- _Directions_: Show each line from the listing that includes the word "ماجه".

- _Stored rows_:
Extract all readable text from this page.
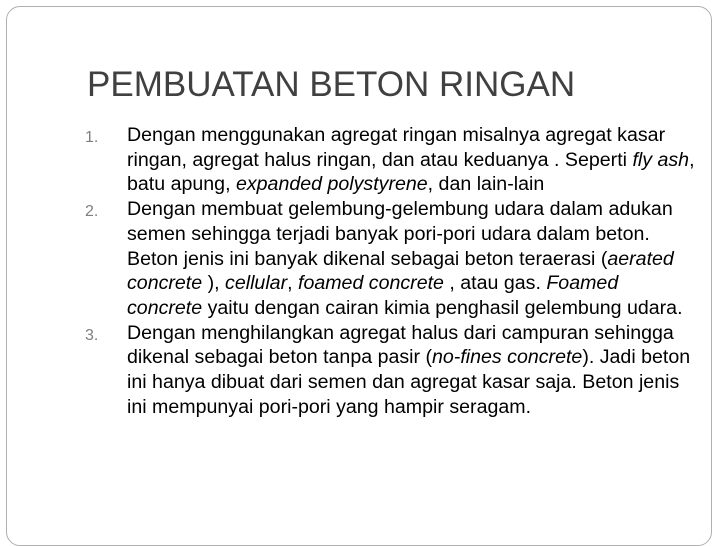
PEMBUATAN BETON RINGAN
1. Dengan menggunakan agregat ringan misalnya agregat kasar ringan, agregat halus ringan, dan atau keduanya . Seperti fly ash, batu apung, expanded polystyrene, dan lain-lain
2. Dengan membuat gelembung-gelembung udara dalam adukan semen sehingga terjadi banyak pori-pori udara dalam beton. Beton jenis ini banyak dikenal sebagai beton teraerasi (aerated concrete ), cellular, foamed concrete , atau gas. Foamed concrete yaitu dengan cairan kimia penghasil gelembung udara.
3. Dengan menghilangkan agregat halus dari campuran sehingga dikenal sebagai beton tanpa pasir (no-fines concrete). Jadi beton ini hanya dibuat dari semen dan agregat kasar saja. Beton jenis ini mempunyai pori-pori yang hampir seragam.
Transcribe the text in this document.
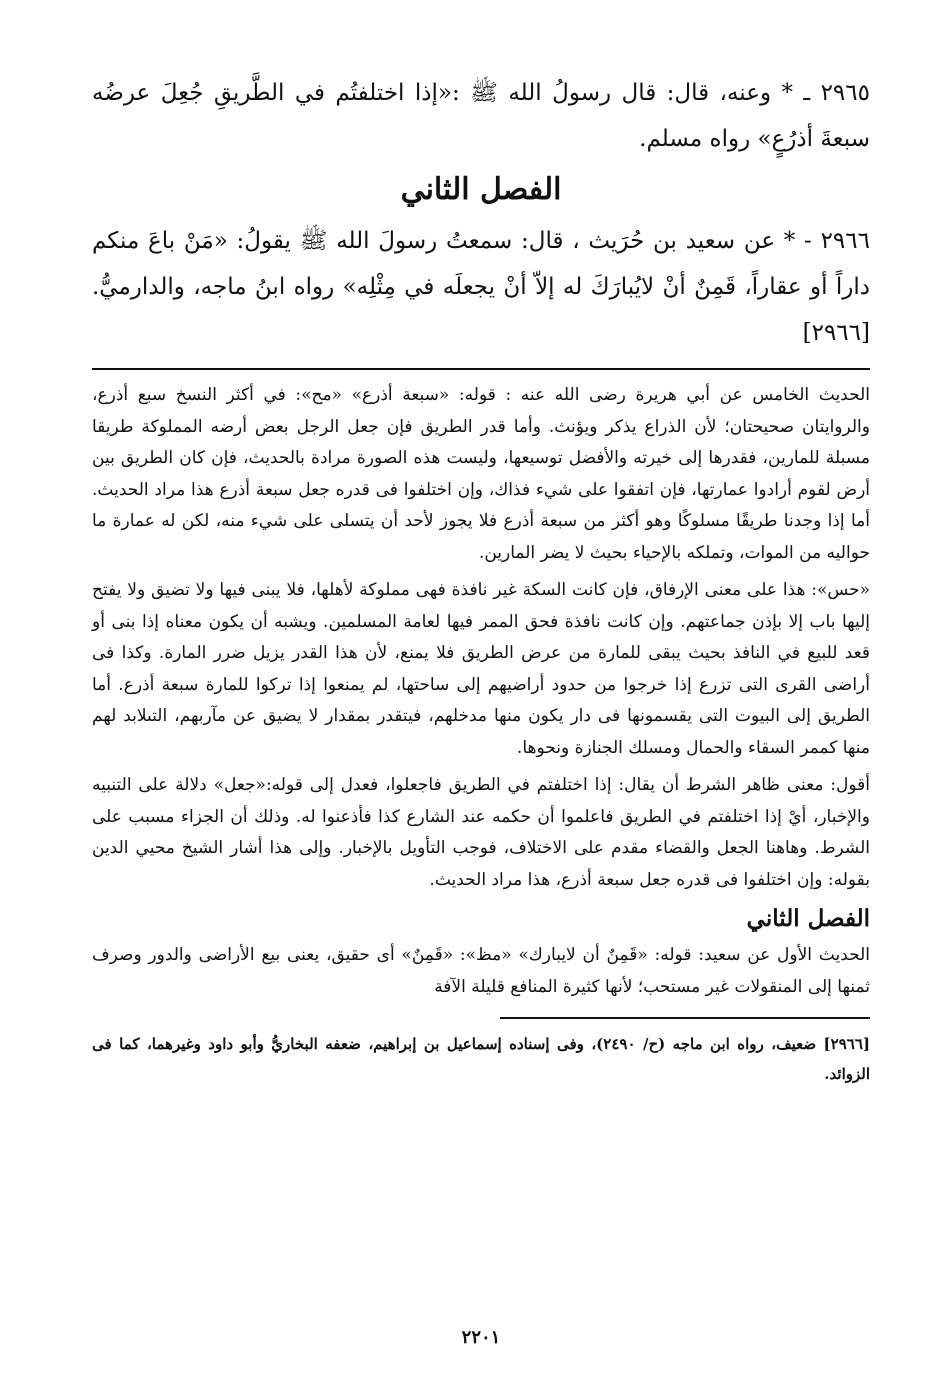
٢٩٦٥ ـ * وعنه، قال: قال رسولُ الله ﷺ :«إذا اختلفتُم في الطَّريقِ جُعِلَ عرضُه سبعةَ أذرُعٍ» رواه مسلم.

الفصل الثاني

٢٩٦٦ - * عن سعيد بن حُرَيث ، قال: سمعتُ رسولَ الله ﷺ يقولُ: «مَنْ باعَ منكم داراً أو عقاراً، قَمِنٌ أنْ لايُبارَكَ له إلاّ أنْ يجعلَه في مِثْلِه» رواه ابنُ ماجه، والدارميُّ. [٢٩٦٦]

الحديث الخامس عن أبي هريرة رضى الله عنه : قوله: «سبعة أذرع» «مح»: في أكثر النسخ سبع أذرع، والروايتان صحيحتان؛ لأن الذراع يذكر ويؤنث. وأما قدر الطريق فإن جعل الرجل بعض أرضه المملوكة طريقا مسبلة للمارين، فقدرها إلى خيرته والأفضل توسيعها، وليست هذه الصورة مرادة بالحديث، فإن كان الطريق بين أرض لقوم أرادوا عمارتها، فإن اتفقوا على شيء فذاك، وإن اختلفوا فى قدره جعل سبعة أذرع هذا مراد الحديث. أما إذا وجدنا طريقًا مسلوكًا وهو أكثر من سبعة أذرع فلا يجوز لأحد أن يتسلى على شيء منه، لكن له عمارة ما حواليه من الموات، وتملكه بالإحياء بحيث لا يضر المارين.

«حس»: هذا على معنى الإرفاق، فإن كانت السكة غير نافذة فهى مملوكة لأهلها، فلا يبنى فيها ولا تضيق ولا يفتح إليها باب إلا بإذن جماعتهم. وإن كانت نافذة فحق الممر فيها لعامة المسلمين. ويشبه أن يكون معناه إذا بنى أو قعد للبيع في النافذ بحيث يبقى للمارة من عرض الطريق فلا يمنع، لأن هذا القدر يزيل ضرر المارة. وكذا فى أراضى القرى التى تزرع إذا خرجوا من حدود أراضيهم إلى ساحتها، لم يمنعوا إذا تركوا للمارة سبعة أذرع. أما الطريق إلى البيوت التى يقسمونها فى دار يكون منها مدخلهم، فيتقدر بمقدار لا يضيق عن مآربهم، التىلابد لهم منها كممر السقاء والحمال ومسلك الجنازة ونحوها.

أقول: معنى ظاهر الشرط أن يقال: إذا اختلفتم في الطريق فاجعلوا، فعدل إلى قوله:«جعل» دلالة على التنبيه والإخبار، أيْ إذا اختلفتم في الطريق فاعلموا أن حكمه عند الشارع كذا فأذعنوا له. وذلك أن الجزاء مسبب على الشرط. وهاهنا الجعل والقضاء مقدم على الاختلاف، فوجب التأويل بالإخبار. وإلى هذا أشار الشيخ محيي الدين بقوله: وإن اختلفوا فى قدره جعل سبعة أذرع، هذا مراد الحديث.

الفصل الثاني

الحديث الأول عن سعيد: قوله: «قَمِنٌ أن لايبارك» «مظ»: «قَمِنٌ» أى حقيق، يعنى بيع الأراضى والدور وصرف ثمنها إلى المنقولات غير مستحب؛ لأنها كثيرة المنافع قليلة الآفة

[٢٩٦٦] ضعيف، رواه ابن ماجه (ح/ ٢٤٩٠)، وفى إسناده إسماعيل بن إبراهيم، ضعفه البخاريُّ وأبو داود وغيرهما، كما فى الزوائد.

٢٢٠١
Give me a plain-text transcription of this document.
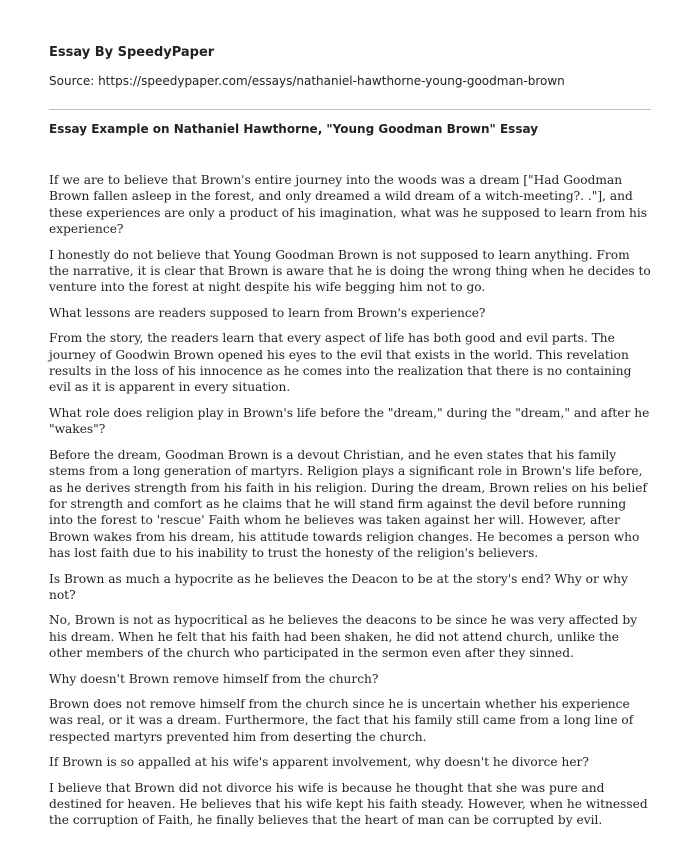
Essay By SpeedyPaper
Source: https://speedypaper.com/essays/nathaniel-hawthorne-young-goodman-brown
Essay Example on Nathaniel Hawthorne, "Young Goodman Brown" Essay

If we are to believe that Brown's entire journey into the woods was a dream ["Had Goodman Brown fallen asleep in the forest, and only dreamed a wild dream of a witch-meeting?. ."], and these experiences are only a product of his imagination, what was he supposed to learn from his experience?

I honestly do not believe that Young Goodman Brown is not supposed to learn anything. From the narrative, it is clear that Brown is aware that he is doing the wrong thing when he decides to venture into the forest at night despite his wife begging him not to go.

What lessons are readers supposed to learn from Brown's experience?

From the story, the readers learn that every aspect of life has both good and evil parts. The journey of Goodwin Brown opened his eyes to the evil that exists in the world. This revelation results in the loss of his innocence as he comes into the realization that there is no containing evil as it is apparent in every situation.

What role does religion play in Brown's life before the "dream," during the "dream," and after he "wakes"?

Before the dream, Goodman Brown is a devout Christian, and he even states that his family stems from a long generation of martyrs. Religion plays a significant role in Brown's life before, as he derives strength from his faith in his religion. During the dream, Brown relies on his belief for strength and comfort as he claims that he will stand firm against the devil before running into the forest to 'rescue' Faith whom he believes was taken against her will. However, after Brown wakes from his dream, his attitude towards religion changes. He becomes a person who has lost faith due to his inability to trust the honesty of the religion's believers.

Is Brown as much a hypocrite as he believes the Deacon to be at the story's end? Why or why not?

No, Brown is not as hypocritical as he believes the deacons to be since he was very affected by his dream. When he felt that his faith had been shaken, he did not attend church, unlike the other members of the church who participated in the sermon even after they sinned.

Why doesn't Brown remove himself from the church?

Brown does not remove himself from the church since he is uncertain whether his experience was real, or it was a dream. Furthermore, the fact that his family still came from a long line of respected martyrs prevented him from deserting the church.

If Brown is so appalled at his wife's apparent involvement, why doesn't he divorce her?

I believe that Brown did not divorce his wife is because he thought that she was pure and destined for heaven. He believes that his wife kept his faith steady. However, when he witnessed the corruption of Faith, he finally believes that the heart of man can be corrupted by evil.
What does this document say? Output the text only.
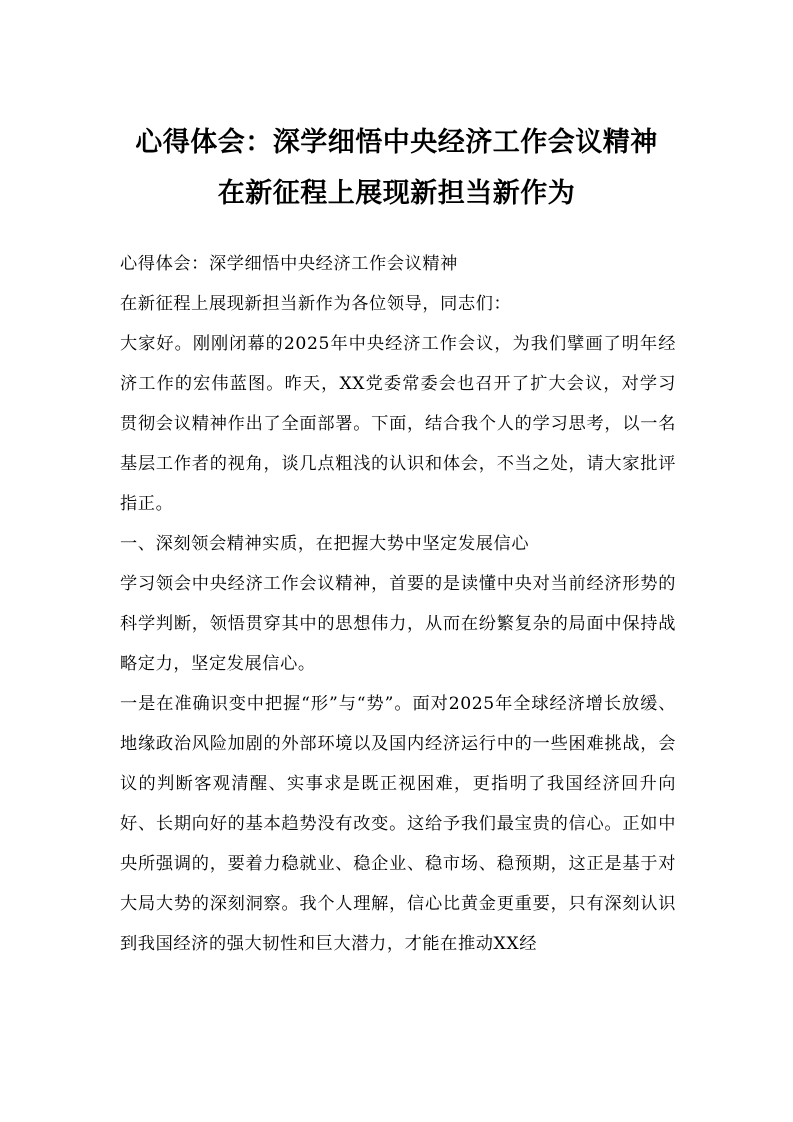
心得体会：深学细悟中央经济工作会议精神
在新征程上展现新担当新作为

心得体会：深学细悟中央经济工作会议精神

在新征程上展现新担当新作为各位领导，同志们：

大家好。刚刚闭幕的2025年中央经济工作会议，为我们擘画了明年经济工作的宏伟蓝图。昨天，XX党委常委会也召开了扩大会议，对学习贯彻会议精神作出了全面部署。下面，结合我个人的学习思考，以一名基层工作者的视角，谈几点粗浅的认识和体会，不当之处，请大家批评指正。

一、深刻领会精神实质，在把握大势中坚定发展信心

学习领会中央经济工作会议精神，首要的是读懂中央对当前经济形势的科学判断，领悟贯穿其中的思想伟力，从而在纷繁复杂的局面中保持战略定力，坚定发展信心。

一是在准确识变中把握“形”与“势”。面对2025年全球经济增长放缓、地缘政治风险加剧的外部环境以及国内经济运行中的一些困难挑战，会议的判断客观清醒、实事求是既正视困难，更指明了我国经济回升向好、长期向好的基本趋势没有改变。这给予我们最宝贵的信心。正如中央所强调的，要着力稳就业、稳企业、稳市场、稳预期，这正是基于对大局大势的深刻洞察。我个人理解，信心比黄金更重要，只有深刻认识到我国经济的强大韧性和巨大潜力，才能在推动XX经
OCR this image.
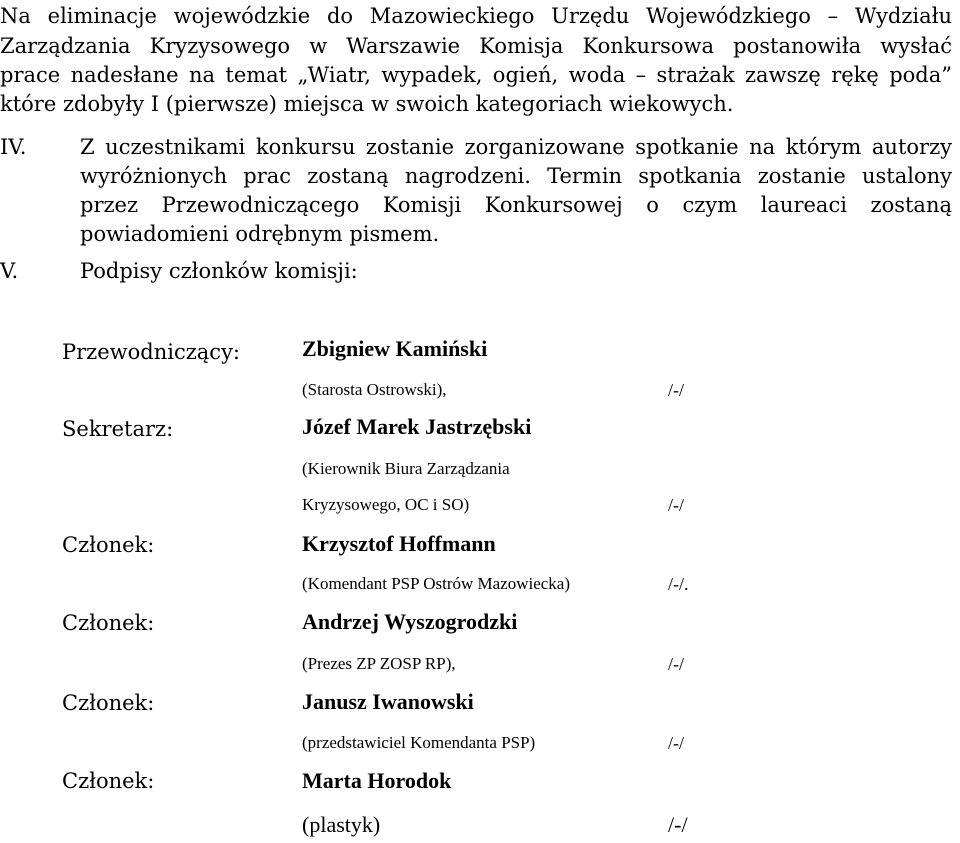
Na eliminacje wojewódzkie do Mazowieckiego Urzędu Wojewódzkiego – Wydziału
Zarządzania Kryzysowego w Warszawie Komisja Konkursowa postanowiła wysłać
prace nadesłane na temat „Wiatr, wypadek, ogień, woda – strażak zawszę rękę poda”
które zdobyły I (pierwsze) miejsca w swoich kategoriach wiekowych.
IV.	Z uczestnikami konkursu zostanie zorganizowane spotkanie na którym autorzy
wyróżnionych prac zostaną nagrodzeni. Termin spotkania zostanie ustalony
przez Przewodniczącego Komisji Konkursowej o czym laureaci zostaną
powiadomieni odrębnym pismem.
V.	Podpisy członków komisji:
Przewodniczący:	Zbigniew Kamiński
(Starosta Ostrowski),	/-/
Sekretarz:	Józef Marek Jastrzębski
(Kierownik Biura Zarządzania
Kryzysowego, OC i SO)	/-/
Członek:	Krzysztof Hoffmann
(Komendant PSP Ostrów Mazowiecka)	/-/.
Członek:	Andrzej Wyszogrodzki
(Prezes ZP ZOSP RP),	/-/
Członek:	Janusz Iwanowski
(przedstawiciel Komendanta PSP)	/-/
Członek:	Marta Horodok
(plastyk)	/-/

- _Response to this task_:
٢٩٦٦ - * عن سعيد بن حُرَيث ، قال: سمعتُ رسولَ الله ﷺ يقولُ: «مَنْ باعَ منكم داراً أو عقاراً، قَمِنٌ أنْ لايُبارَكَ له إلاّ أنْ يجعلَه في مِثْلِه» رواه ابنُ ماجه، والدارميُّ. [٢٩٦٦]
[٢٩٦٦] ضعيف، رواه ابن ماجه (ح/ ٢٤٩٠)، وفى إسناده إسماعيل بن إبراهيم، ضعفه البخاريُّ وأبو داود وغيرهما، كما فى الزوائد.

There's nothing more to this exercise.